#### The problem:
Below are the records; count how many of their lines carry "populated" and give only the number.

━━ Supplied data

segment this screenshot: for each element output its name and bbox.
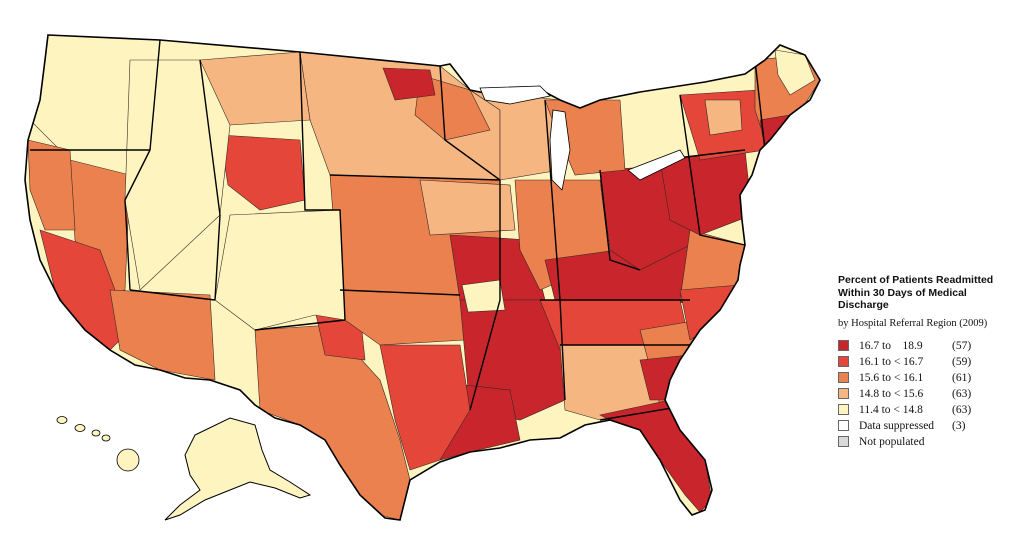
lake-superior: [479, 85, 551, 105]
legend-count: (61): [952, 371, 972, 384]
legend-item: 16.1 to < 16.7 (59): [838, 354, 1008, 370]
region-arizona: [109, 289, 216, 381]
hawaii: [56, 416, 140, 472]
legend-item: 11.4 to < 14.8 (63): [838, 402, 1008, 418]
legend-swatch: [838, 388, 849, 399]
legend-title: Percent of Patients Readmitted Within 30…: [838, 274, 994, 311]
region-maine-north: [774, 49, 816, 96]
region-carolinas: [679, 284, 741, 341]
region-ny-west-light: [704, 99, 743, 136]
region-north-dakota-east: [382, 67, 436, 101]
legend-range: 14.8 to < 15.6: [859, 387, 924, 400]
legend-item: Not populated: [838, 434, 1008, 450]
legend-count: (63): [952, 403, 972, 416]
region-colorado-nm: [214, 209, 346, 331]
region-east-texas: [379, 344, 471, 471]
legend-count: (63): [952, 387, 972, 400]
legend-item: Data suppressed (3): [838, 418, 1008, 434]
legend-list: 16.7 to 18.9 (57) 16.1 to < 16.7 (59) 15.6 t…: [838, 338, 1008, 450]
lake-erie: [627, 149, 686, 181]
region-iowa: [419, 179, 516, 236]
legend-item: 14.8 to < 15.6 (63): [838, 386, 1008, 402]
legend-swatch: [838, 340, 849, 351]
legend-range: Data suppressed: [859, 419, 935, 432]
legend-range: 15.6 to < 16.1: [859, 371, 924, 384]
region-kentucky-light: [461, 279, 506, 313]
region-wyoming-east: [219, 134, 306, 211]
legend-swatch: [838, 436, 849, 447]
alaska: [164, 417, 312, 521]
legend-range: Not populated: [859, 435, 925, 448]
us-readmission-map: [24, 34, 821, 521]
legend-range: 11.4 to < 14.8: [859, 403, 923, 416]
region-california-north: [27, 139, 76, 231]
legend-subtitle: by Hospital Referral Region (2009): [838, 317, 988, 329]
lake-michigan: [549, 109, 571, 191]
legend-range: 16.1 to < 16.7: [859, 355, 924, 368]
legend-item: 15.6 to < 16.1 (61): [838, 370, 1008, 386]
legend-count: (59): [952, 355, 972, 368]
legend-range: 16.7 to 18.9: [859, 339, 923, 352]
legend-swatch: [838, 372, 849, 383]
us-outline: [24, 34, 821, 521]
legend-swatch: [838, 404, 849, 415]
legend-item: 16.7 to 18.9 (57): [838, 338, 1008, 354]
map-legend: Percent of Patients Readmitted Within 30…: [838, 274, 1008, 450]
legend-count: (3): [952, 419, 966, 432]
legend-count: (57): [952, 339, 972, 352]
legend-swatch: [838, 420, 849, 431]
legend-swatch: [838, 356, 849, 367]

━━━━

#### Answer for the task:
2